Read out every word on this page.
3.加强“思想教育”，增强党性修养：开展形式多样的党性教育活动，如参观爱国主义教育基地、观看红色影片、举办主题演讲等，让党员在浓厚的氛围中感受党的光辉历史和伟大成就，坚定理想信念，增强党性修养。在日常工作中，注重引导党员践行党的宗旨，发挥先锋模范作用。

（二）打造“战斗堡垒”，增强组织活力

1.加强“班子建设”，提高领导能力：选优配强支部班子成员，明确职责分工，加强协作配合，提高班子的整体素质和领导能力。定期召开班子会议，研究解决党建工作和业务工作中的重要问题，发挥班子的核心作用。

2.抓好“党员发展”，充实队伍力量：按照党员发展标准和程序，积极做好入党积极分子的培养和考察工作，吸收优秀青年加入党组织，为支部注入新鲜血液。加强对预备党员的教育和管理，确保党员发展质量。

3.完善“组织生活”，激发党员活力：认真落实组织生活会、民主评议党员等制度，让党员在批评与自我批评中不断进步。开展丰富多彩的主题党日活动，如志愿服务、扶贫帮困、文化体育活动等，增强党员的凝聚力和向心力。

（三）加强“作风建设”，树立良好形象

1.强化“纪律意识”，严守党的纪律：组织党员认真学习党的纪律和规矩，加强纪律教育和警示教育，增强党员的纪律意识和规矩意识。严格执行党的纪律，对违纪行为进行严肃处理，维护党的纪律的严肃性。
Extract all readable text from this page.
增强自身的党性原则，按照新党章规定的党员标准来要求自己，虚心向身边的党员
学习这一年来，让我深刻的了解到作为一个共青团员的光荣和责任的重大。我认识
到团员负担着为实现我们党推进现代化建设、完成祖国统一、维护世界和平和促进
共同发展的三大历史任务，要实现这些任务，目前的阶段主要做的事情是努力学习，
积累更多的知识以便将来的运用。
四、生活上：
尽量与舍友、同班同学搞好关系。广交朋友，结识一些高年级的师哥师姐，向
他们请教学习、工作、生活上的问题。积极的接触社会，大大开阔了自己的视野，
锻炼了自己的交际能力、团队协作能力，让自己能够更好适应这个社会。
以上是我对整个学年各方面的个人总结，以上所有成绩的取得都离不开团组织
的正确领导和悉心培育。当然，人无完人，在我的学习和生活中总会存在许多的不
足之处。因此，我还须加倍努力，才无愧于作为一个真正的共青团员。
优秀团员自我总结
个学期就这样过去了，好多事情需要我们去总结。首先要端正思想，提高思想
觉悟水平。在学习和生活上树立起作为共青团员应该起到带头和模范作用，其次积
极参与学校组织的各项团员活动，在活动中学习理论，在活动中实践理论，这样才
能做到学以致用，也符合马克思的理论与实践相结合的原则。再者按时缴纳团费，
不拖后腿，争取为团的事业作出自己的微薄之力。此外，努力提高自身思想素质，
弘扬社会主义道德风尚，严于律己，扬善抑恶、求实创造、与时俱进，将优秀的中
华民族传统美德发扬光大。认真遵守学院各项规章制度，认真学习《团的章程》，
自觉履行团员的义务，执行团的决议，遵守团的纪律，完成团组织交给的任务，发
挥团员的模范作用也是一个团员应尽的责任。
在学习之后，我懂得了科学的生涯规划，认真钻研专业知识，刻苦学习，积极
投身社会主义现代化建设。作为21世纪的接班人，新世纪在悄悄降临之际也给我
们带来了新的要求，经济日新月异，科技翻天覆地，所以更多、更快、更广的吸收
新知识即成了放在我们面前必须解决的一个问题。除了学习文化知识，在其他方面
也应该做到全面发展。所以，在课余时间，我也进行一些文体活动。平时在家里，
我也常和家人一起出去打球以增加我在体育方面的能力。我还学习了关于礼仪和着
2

------------------------------------

**REQUEST:**
The listing above should be transcribed in full, exactly as written.

**WRITTEN RESPONSE:**
Read out every word on this page.
3.加强“思想教育”，增强党性修养：开展形式多样的党性教育活动，如参观爱国主义教育基地、观看红色影片、举办主题演讲等，让党员在浓厚的氛围中感受党的光辉历史和伟大成就，坚定理想信念，增强党性修养。在日常工作中，注重引导党员践行党的宗旨，发挥先锋模范作用。

（二）打造“战斗堡垒”，增强组织活力

1.加强“班子建设”，提高领导能力：选优配强支部班子成员，明确职责分工，加强协作配合，提高班子的整体素质和领导能力。定期召开班子会议，研究解决党建工作和业务工作中的重要问题，发挥班子的核心作用。

2.抓好“党员发展”，充实队伍力量：按照党员发展标准和程序，积极做好入党积极分子的培养和考察工作，吸收优秀青年加入党组织，为支部注入新鲜血液。加强对预备党员的教育和管理，确保党员发展质量。

3.完善“组织生活”，激发党员活力：认真落实组织生活会、民主评议党员等制度，让党员在批评与自我批评中不断进步。开展丰富多彩的主题党日活动，如志愿服务、扶贫帮困、文化体育活动等，增强党员的凝聚力和向心力。

（三）加强“作风建设”，树立良好形象

1.强化“纪律意识”，严守党的纪律：组织党员认真学习党的纪律和规矩，加强纪律教育和警示教育，增强党员的纪律意识和规矩意识。严格执行党的纪律，对违纪行为进行严肃处理，维护党的纪律的严肃性。
Extract all readable text from this page.
增强自身的党性原则，按照新党章规定的党员标准来要求自己，虚心向身边的党员
学习这一年来，让我深刻的了解到作为一个共青团员的光荣和责任的重大。我认识
到团员负担着为实现我们党推进现代化建设、完成祖国统一、维护世界和平和促进
共同发展的三大历史任务，要实现这些任务，目前的阶段主要做的事情是努力学习，
积累更多的知识以便将来的运用。
四、生活上：
尽量与舍友、同班同学搞好关系。广交朋友，结识一些高年级的师哥师姐，向
他们请教学习、工作、生活上的问题。积极的接触社会，大大开阔了自己的视野，
锻炼了自己的交际能力、团队协作能力，让自己能够更好适应这个社会。
以上是我对整个学年各方面的个人总结，以上所有成绩的取得都离不开团组织
的正确领导和悉心培育。当然，人无完人，在我的学习和生活中总会存在许多的不
足之处。因此，我还须加倍努力，才无愧于作为一个真正的共青团员。
优秀团员自我总结
个学期就这样过去了，好多事情需要我们去总结。首先要端正思想，提高思想
觉悟水平。在学习和生活上树立起作为共青团员应该起到带头和模范作用，其次积
极参与学校组织的各项团员活动，在活动中学习理论，在活动中实践理论，这样才
能做到学以致用，也符合马克思的理论与实践相结合的原则。再者按时缴纳团费，
不拖后腿，争取为团的事业作出自己的微薄之力。此外，努力提高自身思想素质，
弘扬社会主义道德风尚，严于律己，扬善抑恶、求实创造、与时俱进，将优秀的中
华民族传统美德发扬光大。认真遵守学院各项规章制度，认真学习《团的章程》，
自觉履行团员的义务，执行团的决议，遵守团的纪律，完成团组织交给的任务，发
挥团员的模范作用也是一个团员应尽的责任。
在学习之后，我懂得了科学的生涯规划，认真钻研专业知识，刻苦学习，积极
投身社会主义现代化建设。作为21世纪的接班人，新世纪在悄悄降临之际也给我
们带来了新的要求，经济日新月异，科技翻天覆地，所以更多、更快、更广的吸收
新知识即成了放在我们面前必须解决的一个问题。除了学习文化知识，在其他方面
也应该做到全面发展。所以，在课余时间，我也进行一些文体活动。平时在家里，
我也常和家人一起出去打球以增加我在体育方面的能力。我还学习了关于礼仪和着
2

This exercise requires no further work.